Written instruction » Can you transcribe every record below exactly as it appears?

Dataset rows »

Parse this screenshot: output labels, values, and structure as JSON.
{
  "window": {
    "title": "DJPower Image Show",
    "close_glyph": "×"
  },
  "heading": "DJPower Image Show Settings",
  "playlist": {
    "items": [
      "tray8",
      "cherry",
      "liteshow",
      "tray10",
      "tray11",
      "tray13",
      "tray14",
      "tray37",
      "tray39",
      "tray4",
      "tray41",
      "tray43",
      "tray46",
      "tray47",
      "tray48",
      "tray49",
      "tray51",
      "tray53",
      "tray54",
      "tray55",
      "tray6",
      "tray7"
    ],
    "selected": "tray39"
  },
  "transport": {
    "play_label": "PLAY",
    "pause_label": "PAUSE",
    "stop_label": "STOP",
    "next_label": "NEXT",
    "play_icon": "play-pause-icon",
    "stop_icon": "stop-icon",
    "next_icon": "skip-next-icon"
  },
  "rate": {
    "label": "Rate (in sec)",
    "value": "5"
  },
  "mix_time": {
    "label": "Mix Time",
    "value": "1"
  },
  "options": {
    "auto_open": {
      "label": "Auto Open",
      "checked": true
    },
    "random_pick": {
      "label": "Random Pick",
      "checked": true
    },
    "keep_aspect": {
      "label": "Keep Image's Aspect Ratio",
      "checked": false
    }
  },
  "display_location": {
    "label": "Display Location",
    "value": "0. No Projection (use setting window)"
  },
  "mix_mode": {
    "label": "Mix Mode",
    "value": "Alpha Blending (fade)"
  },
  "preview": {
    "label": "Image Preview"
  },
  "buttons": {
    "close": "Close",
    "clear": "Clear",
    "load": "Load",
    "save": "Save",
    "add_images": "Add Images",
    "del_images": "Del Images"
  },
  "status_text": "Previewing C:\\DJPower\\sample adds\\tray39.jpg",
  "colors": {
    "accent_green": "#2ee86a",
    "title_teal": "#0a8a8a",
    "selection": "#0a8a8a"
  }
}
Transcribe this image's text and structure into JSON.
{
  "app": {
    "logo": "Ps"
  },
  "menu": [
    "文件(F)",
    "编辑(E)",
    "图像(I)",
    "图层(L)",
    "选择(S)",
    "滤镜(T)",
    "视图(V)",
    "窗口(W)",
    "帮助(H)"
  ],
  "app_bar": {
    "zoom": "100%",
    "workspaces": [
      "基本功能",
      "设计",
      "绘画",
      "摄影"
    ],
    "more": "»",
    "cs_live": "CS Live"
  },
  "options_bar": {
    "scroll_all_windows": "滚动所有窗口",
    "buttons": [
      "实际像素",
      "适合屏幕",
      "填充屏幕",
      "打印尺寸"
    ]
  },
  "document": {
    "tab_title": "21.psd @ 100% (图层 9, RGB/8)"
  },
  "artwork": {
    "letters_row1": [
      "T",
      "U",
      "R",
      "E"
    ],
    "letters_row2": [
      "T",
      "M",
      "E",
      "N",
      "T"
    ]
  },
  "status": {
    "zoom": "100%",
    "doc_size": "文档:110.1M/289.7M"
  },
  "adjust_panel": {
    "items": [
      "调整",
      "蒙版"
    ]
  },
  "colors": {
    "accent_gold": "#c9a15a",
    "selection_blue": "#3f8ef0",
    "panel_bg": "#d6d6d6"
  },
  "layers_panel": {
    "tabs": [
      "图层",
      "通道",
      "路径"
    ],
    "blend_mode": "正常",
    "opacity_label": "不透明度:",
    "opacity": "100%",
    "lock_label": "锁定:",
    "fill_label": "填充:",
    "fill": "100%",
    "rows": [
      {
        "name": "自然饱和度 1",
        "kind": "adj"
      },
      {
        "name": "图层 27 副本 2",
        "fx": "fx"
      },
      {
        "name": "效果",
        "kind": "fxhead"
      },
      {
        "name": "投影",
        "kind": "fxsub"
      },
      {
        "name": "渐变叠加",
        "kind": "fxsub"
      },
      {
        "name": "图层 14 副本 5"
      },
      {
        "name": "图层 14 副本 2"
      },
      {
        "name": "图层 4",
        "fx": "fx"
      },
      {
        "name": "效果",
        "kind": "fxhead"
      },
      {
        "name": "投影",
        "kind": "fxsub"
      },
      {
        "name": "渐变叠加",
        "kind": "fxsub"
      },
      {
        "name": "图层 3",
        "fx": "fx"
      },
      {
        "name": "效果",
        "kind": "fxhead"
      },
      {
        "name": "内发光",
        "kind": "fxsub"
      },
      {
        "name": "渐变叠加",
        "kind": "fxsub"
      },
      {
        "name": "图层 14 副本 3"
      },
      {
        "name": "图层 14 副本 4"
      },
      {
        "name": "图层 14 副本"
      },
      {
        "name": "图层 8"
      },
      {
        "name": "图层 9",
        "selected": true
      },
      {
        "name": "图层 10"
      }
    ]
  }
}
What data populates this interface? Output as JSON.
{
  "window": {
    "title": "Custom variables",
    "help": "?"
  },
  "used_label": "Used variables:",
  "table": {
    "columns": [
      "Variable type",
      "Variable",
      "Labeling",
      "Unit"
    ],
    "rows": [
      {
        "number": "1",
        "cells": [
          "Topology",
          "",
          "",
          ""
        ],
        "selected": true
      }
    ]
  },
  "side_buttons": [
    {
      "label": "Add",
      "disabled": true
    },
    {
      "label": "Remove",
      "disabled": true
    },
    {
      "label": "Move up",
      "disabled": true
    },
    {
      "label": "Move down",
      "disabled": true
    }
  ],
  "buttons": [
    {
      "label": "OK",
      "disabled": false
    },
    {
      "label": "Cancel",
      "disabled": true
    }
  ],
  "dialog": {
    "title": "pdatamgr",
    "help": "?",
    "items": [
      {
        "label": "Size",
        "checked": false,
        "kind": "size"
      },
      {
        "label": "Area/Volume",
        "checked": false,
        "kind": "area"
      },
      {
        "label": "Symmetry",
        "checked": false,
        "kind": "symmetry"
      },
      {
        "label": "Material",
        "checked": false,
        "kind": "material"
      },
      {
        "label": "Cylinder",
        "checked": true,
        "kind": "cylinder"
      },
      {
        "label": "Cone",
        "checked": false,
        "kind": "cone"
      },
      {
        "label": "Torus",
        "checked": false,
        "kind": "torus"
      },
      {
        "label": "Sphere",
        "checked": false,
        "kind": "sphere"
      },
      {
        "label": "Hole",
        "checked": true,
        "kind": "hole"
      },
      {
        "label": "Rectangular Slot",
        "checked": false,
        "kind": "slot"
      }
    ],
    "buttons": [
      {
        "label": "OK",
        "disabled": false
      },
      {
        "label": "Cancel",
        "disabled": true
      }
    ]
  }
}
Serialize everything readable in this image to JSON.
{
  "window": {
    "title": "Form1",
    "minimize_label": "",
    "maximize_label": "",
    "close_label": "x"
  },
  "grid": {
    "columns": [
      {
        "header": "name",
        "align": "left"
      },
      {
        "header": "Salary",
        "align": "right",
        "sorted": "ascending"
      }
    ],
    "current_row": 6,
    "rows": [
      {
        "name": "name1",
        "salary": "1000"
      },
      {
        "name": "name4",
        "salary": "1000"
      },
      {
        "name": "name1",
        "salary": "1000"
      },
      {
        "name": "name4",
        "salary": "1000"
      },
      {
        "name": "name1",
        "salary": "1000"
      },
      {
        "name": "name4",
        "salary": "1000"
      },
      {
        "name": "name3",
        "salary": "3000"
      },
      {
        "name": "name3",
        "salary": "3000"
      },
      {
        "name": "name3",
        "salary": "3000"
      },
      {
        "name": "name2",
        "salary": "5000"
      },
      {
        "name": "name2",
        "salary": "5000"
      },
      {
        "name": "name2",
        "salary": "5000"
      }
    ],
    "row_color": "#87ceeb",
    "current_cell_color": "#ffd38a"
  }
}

Correct answer »
Parse this screenshot: output labels, values, and structure as JSON.
{
  "window": {
    "title": "DJPower Image Show",
    "close_glyph": "×"
  },
  "heading": "DJPower Image Show Settings",
  "playlist": {
    "items": [
      "tray8",
      "cherry",
      "liteshow",
      "tray10",
      "tray11",
      "tray13",
      "tray14",
      "tray37",
      "tray39",
      "tray4",
      "tray41",
      "tray43",
      "tray46",
      "tray47",
      "tray48",
      "tray49",
      "tray51",
      "tray53",
      "tray54",
      "tray55",
      "tray6",
      "tray7"
    ],
    "selected": "tray39"
  },
  "transport": {
    "play_label": "PLAY",
    "pause_label": "PAUSE",
    "stop_label": "STOP",
    "next_label": "NEXT",
    "play_icon": "play-pause-icon",
    "stop_icon": "stop-icon",
    "next_icon": "skip-next-icon"
  },
  "rate": {
    "label": "Rate (in sec)",
    "value": "5"
  },
  "mix_time": {
    "label": "Mix Time",
    "value": "1"
  },
  "options": {
    "auto_open": {
      "label": "Auto Open",
      "checked": true
    },
    "random_pick": {
      "label": "Random Pick",
      "checked": true
    },
    "keep_aspect": {
      "label": "Keep Image's Aspect Ratio",
      "checked": false
    }
  },
  "display_location": {
    "label": "Display Location",
    "value": "0. No Projection (use setting window)"
  },
  "mix_mode": {
    "label": "Mix Mode",
    "value": "Alpha Blending (fade)"
  },
  "preview": {
    "label": "Image Preview"
  },
  "buttons": {
    "close": "Close",
    "clear": "Clear",
    "load": "Load",
    "save": "Save",
    "add_images": "Add Images",
    "del_images": "Del Images"
  },
  "status_text": "Previewing C:\\DJPower\\sample adds\\tray39.jpg",
  "colors": {
    "accent_green": "#2ee86a",
    "title_teal": "#0a8a8a",
    "selection": "#0a8a8a"
  }
}
Transcribe this image's text and structure into JSON.
{
  "app": {
    "logo": "Ps"
  },
  "menu": [
    "文件(F)",
    "编辑(E)",
    "图像(I)",
    "图层(L)",
    "选择(S)",
    "滤镜(T)",
    "视图(V)",
    "窗口(W)",
    "帮助(H)"
  ],
  "app_bar": {
    "zoom": "100%",
    "workspaces": [
      "基本功能",
      "设计",
      "绘画",
      "摄影"
    ],
    "more": "»",
    "cs_live": "CS Live"
  },
  "options_bar": {
    "scroll_all_windows": "滚动所有窗口",
    "buttons": [
      "实际像素",
      "适合屏幕",
      "填充屏幕",
      "打印尺寸"
    ]
  },
  "document": {
    "tab_title": "21.psd @ 100% (图层 9, RGB/8)"
  },
  "artwork": {
    "letters_row1": [
      "T",
      "U",
      "R",
      "E"
    ],
    "letters_row2": [
      "T",
      "M",
      "E",
      "N",
      "T"
    ]
  },
  "status": {
    "zoom": "100%",
    "doc_size": "文档:110.1M/289.7M"
  },
  "adjust_panel": {
    "items": [
      "调整",
      "蒙版"
    ]
  },
  "colors": {
    "accent_gold": "#c9a15a",
    "selection_blue": "#3f8ef0",
    "panel_bg": "#d6d6d6"
  },
  "layers_panel": {
    "tabs": [
      "图层",
      "通道",
      "路径"
    ],
    "blend_mode": "正常",
    "opacity_label": "不透明度:",
    "opacity": "100%",
    "lock_label": "锁定:",
    "fill_label": "填充:",
    "fill": "100%",
    "rows": [
      {
        "name": "自然饱和度 1",
        "kind": "adj"
      },
      {
        "name": "图层 27 副本 2",
        "fx": "fx"
      },
      {
        "name": "效果",
        "kind": "fxhead"
      },
      {
        "name": "投影",
        "kind": "fxsub"
      },
      {
        "name": "渐变叠加",
        "kind": "fxsub"
      },
      {
        "name": "图层 14 副本 5"
      },
      {
        "name": "图层 14 副本 2"
      },
      {
        "name": "图层 4",
        "fx": "fx"
      },
      {
        "name": "效果",
        "kind": "fxhead"
      },
      {
        "name": "投影",
        "kind": "fxsub"
      },
      {
        "name": "渐变叠加",
        "kind": "fxsub"
      },
      {
        "name": "图层 3",
        "fx": "fx"
      },
      {
        "name": "效果",
        "kind": "fxhead"
      },
      {
        "name": "内发光",
        "kind": "fxsub"
      },
      {
        "name": "渐变叠加",
        "kind": "fxsub"
      },
      {
        "name": "图层 14 副本 3"
      },
      {
        "name": "图层 14 副本 4"
      },
      {
        "name": "图层 14 副本"
      },
      {
        "name": "图层 8"
      },
      {
        "name": "图层 9",
        "selected": true
      },
      {
        "name": "图层 10"
      }
    ]
  }
}
What data populates this interface? Output as JSON.
{
  "window": {
    "title": "Custom variables",
    "help": "?"
  },
  "used_label": "Used variables:",
  "table": {
    "columns": [
      "Variable type",
      "Variable",
      "Labeling",
      "Unit"
    ],
    "rows": [
      {
        "number": "1",
        "cells": [
          "Topology",
          "",
          "",
          ""
        ],
        "selected": true
      }
    ]
  },
  "side_buttons": [
    {
      "label": "Add",
      "disabled": true
    },
    {
      "label": "Remove",
      "disabled": true
    },
    {
      "label": "Move up",
      "disabled": true
    },
    {
      "label": "Move down",
      "disabled": true
    }
  ],
  "buttons": [
    {
      "label": "OK",
      "disabled": false
    },
    {
      "label": "Cancel",
      "disabled": true
    }
  ],
  "dialog": {
    "title": "pdatamgr",
    "help": "?",
    "items": [
      {
        "label": "Size",
        "checked": false,
        "kind": "size"
      },
      {
        "label": "Area/Volume",
        "checked": false,
        "kind": "area"
      },
      {
        "label": "Symmetry",
        "checked": false,
        "kind": "symmetry"
      },
      {
        "label": "Material",
        "checked": false,
        "kind": "material"
      },
      {
        "label": "Cylinder",
        "checked": true,
        "kind": "cylinder"
      },
      {
        "label": "Cone",
        "checked": false,
        "kind": "cone"
      },
      {
        "label": "Torus",
        "checked": false,
        "kind": "torus"
      },
      {
        "label": "Sphere",
        "checked": false,
        "kind": "sphere"
      },
      {
        "label": "Hole",
        "checked": true,
        "kind": "hole"
      },
      {
        "label": "Rectangular Slot",
        "checked": false,
        "kind": "slot"
      }
    ],
    "buttons": [
      {
        "label": "OK",
        "disabled": false
      },
      {
        "label": "Cancel",
        "disabled": true
      }
    ]
  }
}
Serialize everything readable in this image to JSON.
{
  "window": {
    "title": "Form1",
    "minimize_label": "",
    "maximize_label": "",
    "close_label": "x"
  },
  "grid": {
    "columns": [
      {
        "header": "name",
        "align": "left"
      },
      {
        "header": "Salary",
        "align": "right",
        "sorted": "ascending"
      }
    ],
    "current_row": 6,
    "rows": [
      {
        "name": "name1",
        "salary": "1000"
      },
      {
        "name": "name4",
        "salary": "1000"
      },
      {
        "name": "name1",
        "salary": "1000"
      },
      {
        "name": "name4",
        "salary": "1000"
      },
      {
        "name": "name1",
        "salary": "1000"
      },
      {
        "name": "name4",
        "salary": "1000"
      },
      {
        "name": "name3",
        "salary": "3000"
      },
      {
        "name": "name3",
        "salary": "3000"
      },
      {
        "name": "name3",
        "salary": "3000"
      },
      {
        "name": "name2",
        "salary": "5000"
      },
      {
        "name": "name2",
        "salary": "5000"
      },
      {
        "name": "name2",
        "salary": "5000"
      }
    ],
    "row_color": "#87ceeb",
    "current_cell_color": "#ffd38a"
  }
}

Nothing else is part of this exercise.